(Entries taken from a collection)
▽

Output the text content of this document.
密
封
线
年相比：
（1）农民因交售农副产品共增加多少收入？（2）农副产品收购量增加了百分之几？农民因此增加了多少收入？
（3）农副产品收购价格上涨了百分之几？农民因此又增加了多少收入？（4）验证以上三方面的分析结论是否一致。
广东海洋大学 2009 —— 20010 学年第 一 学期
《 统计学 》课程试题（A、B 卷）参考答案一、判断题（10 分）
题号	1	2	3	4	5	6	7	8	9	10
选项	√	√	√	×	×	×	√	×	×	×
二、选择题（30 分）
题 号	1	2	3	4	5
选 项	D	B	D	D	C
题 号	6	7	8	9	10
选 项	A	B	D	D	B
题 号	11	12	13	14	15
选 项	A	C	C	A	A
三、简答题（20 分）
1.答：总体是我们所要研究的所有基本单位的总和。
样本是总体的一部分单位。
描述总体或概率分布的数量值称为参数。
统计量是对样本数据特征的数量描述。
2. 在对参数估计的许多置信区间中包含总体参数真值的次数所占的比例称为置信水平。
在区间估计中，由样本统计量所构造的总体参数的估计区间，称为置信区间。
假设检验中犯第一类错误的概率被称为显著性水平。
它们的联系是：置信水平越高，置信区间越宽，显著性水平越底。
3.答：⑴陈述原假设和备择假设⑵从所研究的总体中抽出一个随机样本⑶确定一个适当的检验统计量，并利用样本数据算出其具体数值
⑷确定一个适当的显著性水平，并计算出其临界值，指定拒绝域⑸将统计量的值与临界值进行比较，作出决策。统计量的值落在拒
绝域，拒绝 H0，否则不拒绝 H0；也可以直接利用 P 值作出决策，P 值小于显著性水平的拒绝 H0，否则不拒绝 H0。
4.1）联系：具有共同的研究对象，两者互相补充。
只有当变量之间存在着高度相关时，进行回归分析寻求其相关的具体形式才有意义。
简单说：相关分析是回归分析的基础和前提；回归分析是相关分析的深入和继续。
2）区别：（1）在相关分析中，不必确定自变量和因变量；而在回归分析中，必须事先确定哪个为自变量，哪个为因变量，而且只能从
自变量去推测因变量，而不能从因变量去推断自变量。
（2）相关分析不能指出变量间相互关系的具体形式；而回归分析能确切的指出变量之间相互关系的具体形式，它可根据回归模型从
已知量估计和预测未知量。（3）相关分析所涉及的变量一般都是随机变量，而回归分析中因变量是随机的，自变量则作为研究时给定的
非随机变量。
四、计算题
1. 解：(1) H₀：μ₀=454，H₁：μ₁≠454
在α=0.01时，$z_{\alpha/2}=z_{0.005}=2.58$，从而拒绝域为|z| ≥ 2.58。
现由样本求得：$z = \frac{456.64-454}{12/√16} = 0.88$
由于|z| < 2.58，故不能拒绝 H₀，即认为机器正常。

△

- What you should do:
Each of the records should be retyped exactly.

- Result of the exercise:
Output the text content of this document.
密
封
线
年相比：
（1）农民因交售农副产品共增加多少收入？（2）农副产品收购量增加了百分之几？农民因此增加了多少收入？
（3）农副产品收购价格上涨了百分之几？农民因此又增加了多少收入？（4）验证以上三方面的分析结论是否一致。
广东海洋大学 2009 —— 20010 学年第 一 学期
《 统计学 》课程试题（A、B 卷）参考答案一、判断题（10 分）
题号	1	2	3	4	5	6	7	8	9	10
选项	√	√	√	×	×	×	√	×	×	×
二、选择题（30 分）
题 号	1	2	3	4	5
选 项	D	B	D	D	C
题 号	6	7	8	9	10
选 项	A	B	D	D	B
题 号	11	12	13	14	15
选 项	A	C	C	A	A
三、简答题（20 分）
1.答：总体是我们所要研究的所有基本单位的总和。
样本是总体的一部分单位。
描述总体或概率分布的数量值称为参数。
统计量是对样本数据特征的数量描述。
2. 在对参数估计的许多置信区间中包含总体参数真值的次数所占的比例称为置信水平。
在区间估计中，由样本统计量所构造的总体参数的估计区间，称为置信区间。
假设检验中犯第一类错误的概率被称为显著性水平。
它们的联系是：置信水平越高，置信区间越宽，显著性水平越底。
3.答：⑴陈述原假设和备择假设⑵从所研究的总体中抽出一个随机样本⑶确定一个适当的检验统计量，并利用样本数据算出其具体数值
⑷确定一个适当的显著性水平，并计算出其临界值，指定拒绝域⑸将统计量的值与临界值进行比较，作出决策。统计量的值落在拒
绝域，拒绝 H0，否则不拒绝 H0；也可以直接利用 P 值作出决策，P 值小于显著性水平的拒绝 H0，否则不拒绝 H0。
4.1）联系：具有共同的研究对象，两者互相补充。
只有当变量之间存在着高度相关时，进行回归分析寻求其相关的具体形式才有意义。
简单说：相关分析是回归分析的基础和前提；回归分析是相关分析的深入和继续。
2）区别：（1）在相关分析中，不必确定自变量和因变量；而在回归分析中，必须事先确定哪个为自变量，哪个为因变量，而且只能从
自变量去推测因变量，而不能从因变量去推断自变量。
（2）相关分析不能指出变量间相互关系的具体形式；而回归分析能确切的指出变量之间相互关系的具体形式，它可根据回归模型从
已知量估计和预测未知量。（3）相关分析所涉及的变量一般都是随机变量，而回归分析中因变量是随机的，自变量则作为研究时给定的
非随机变量。
四、计算题
1. 解：(1) H₀：μ₀=454，H₁：μ₁≠454
在α=0.01时，$z_{\alpha/2}=z_{0.005}=2.58$，从而拒绝域为|z| ≥ 2.58。
现由样本求得：$z = \frac{456.64-454}{12/√16} = 0.88$
由于|z| < 2.58，故不能拒绝 H₀，即认为机器正常。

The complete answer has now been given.